> [Work to be completed]: Copy the records word for word from the start of the records through the line containing "- Text: $I_o$: $I_o$: [458, 5, 470, 24]", including that line.

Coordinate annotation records
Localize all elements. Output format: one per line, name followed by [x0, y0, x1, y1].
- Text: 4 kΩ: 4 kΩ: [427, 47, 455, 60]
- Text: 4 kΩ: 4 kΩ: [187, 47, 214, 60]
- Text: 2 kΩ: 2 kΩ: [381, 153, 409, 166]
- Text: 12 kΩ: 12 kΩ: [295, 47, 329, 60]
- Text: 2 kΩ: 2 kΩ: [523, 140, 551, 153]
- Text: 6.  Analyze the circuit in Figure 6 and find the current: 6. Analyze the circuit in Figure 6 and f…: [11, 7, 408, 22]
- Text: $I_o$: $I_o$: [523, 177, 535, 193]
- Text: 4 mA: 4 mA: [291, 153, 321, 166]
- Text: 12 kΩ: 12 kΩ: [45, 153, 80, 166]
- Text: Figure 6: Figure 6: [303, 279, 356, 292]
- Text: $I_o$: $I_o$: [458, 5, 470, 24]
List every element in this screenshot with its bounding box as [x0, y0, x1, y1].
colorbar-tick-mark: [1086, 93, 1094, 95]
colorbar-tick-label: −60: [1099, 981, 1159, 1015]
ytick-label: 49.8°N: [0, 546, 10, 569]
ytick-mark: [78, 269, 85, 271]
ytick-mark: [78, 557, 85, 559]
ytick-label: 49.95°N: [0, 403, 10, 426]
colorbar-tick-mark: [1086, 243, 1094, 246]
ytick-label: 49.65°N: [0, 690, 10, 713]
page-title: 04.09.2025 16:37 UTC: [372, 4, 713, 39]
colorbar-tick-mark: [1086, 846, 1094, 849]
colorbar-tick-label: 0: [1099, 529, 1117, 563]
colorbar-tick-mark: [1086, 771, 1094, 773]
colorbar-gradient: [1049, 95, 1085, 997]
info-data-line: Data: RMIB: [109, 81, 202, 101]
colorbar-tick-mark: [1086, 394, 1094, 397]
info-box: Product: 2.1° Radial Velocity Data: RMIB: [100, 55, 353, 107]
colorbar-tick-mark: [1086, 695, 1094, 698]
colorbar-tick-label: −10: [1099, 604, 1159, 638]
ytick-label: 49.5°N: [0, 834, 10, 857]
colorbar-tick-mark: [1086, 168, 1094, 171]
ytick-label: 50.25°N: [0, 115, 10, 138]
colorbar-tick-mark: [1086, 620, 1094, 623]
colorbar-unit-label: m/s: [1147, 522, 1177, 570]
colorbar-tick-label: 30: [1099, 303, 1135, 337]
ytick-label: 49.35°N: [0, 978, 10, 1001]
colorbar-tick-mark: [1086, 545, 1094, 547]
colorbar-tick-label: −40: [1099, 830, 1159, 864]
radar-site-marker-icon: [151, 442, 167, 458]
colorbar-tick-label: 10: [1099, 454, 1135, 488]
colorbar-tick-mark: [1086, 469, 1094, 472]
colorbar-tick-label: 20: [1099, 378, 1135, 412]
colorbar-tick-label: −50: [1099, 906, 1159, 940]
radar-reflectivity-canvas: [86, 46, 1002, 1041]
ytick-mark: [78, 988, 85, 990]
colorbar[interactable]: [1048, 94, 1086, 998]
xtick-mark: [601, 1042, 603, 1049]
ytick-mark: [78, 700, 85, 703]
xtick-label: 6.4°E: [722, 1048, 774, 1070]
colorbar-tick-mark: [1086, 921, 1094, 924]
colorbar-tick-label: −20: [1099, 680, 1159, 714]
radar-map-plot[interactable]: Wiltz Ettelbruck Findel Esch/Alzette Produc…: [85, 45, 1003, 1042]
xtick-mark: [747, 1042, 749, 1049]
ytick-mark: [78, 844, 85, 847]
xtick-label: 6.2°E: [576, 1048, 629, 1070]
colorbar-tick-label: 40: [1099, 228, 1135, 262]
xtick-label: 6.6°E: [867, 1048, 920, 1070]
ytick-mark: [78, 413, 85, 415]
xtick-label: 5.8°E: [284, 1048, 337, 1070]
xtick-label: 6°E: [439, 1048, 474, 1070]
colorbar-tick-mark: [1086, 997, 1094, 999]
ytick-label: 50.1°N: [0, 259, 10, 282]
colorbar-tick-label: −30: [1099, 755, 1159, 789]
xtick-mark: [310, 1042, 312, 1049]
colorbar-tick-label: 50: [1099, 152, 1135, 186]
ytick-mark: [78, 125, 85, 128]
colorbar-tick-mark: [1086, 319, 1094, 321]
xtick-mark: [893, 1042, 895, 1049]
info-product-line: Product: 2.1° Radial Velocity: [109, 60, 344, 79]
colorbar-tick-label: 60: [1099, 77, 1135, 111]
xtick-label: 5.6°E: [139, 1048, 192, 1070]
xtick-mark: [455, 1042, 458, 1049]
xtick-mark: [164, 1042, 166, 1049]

> [Result of this exercise]:
Localize all elements. Output format: one per line, name followed by [x0, y0, x1, y1].
- Text: 4 kΩ: 4 kΩ: [427, 47, 455, 60]
- Text: 4 kΩ: 4 kΩ: [187, 47, 214, 60]
- Text: 2 kΩ: 2 kΩ: [381, 153, 409, 166]
- Text: 12 kΩ: 12 kΩ: [295, 47, 329, 60]
- Text: 2 kΩ: 2 kΩ: [523, 140, 551, 153]
- Text: 6.  Analyze the circuit in Figure 6 and find the current: 6. Analyze the circuit in Figure 6 and f…: [11, 7, 408, 22]
- Text: $I_o$: $I_o$: [523, 177, 535, 193]
- Text: 4 mA: 4 mA: [291, 153, 321, 166]
- Text: 12 kΩ: 12 kΩ: [45, 153, 80, 166]
- Text: Figure 6: Figure 6: [303, 279, 356, 292]
- Text: $I_o$: $I_o$: [458, 5, 470, 24]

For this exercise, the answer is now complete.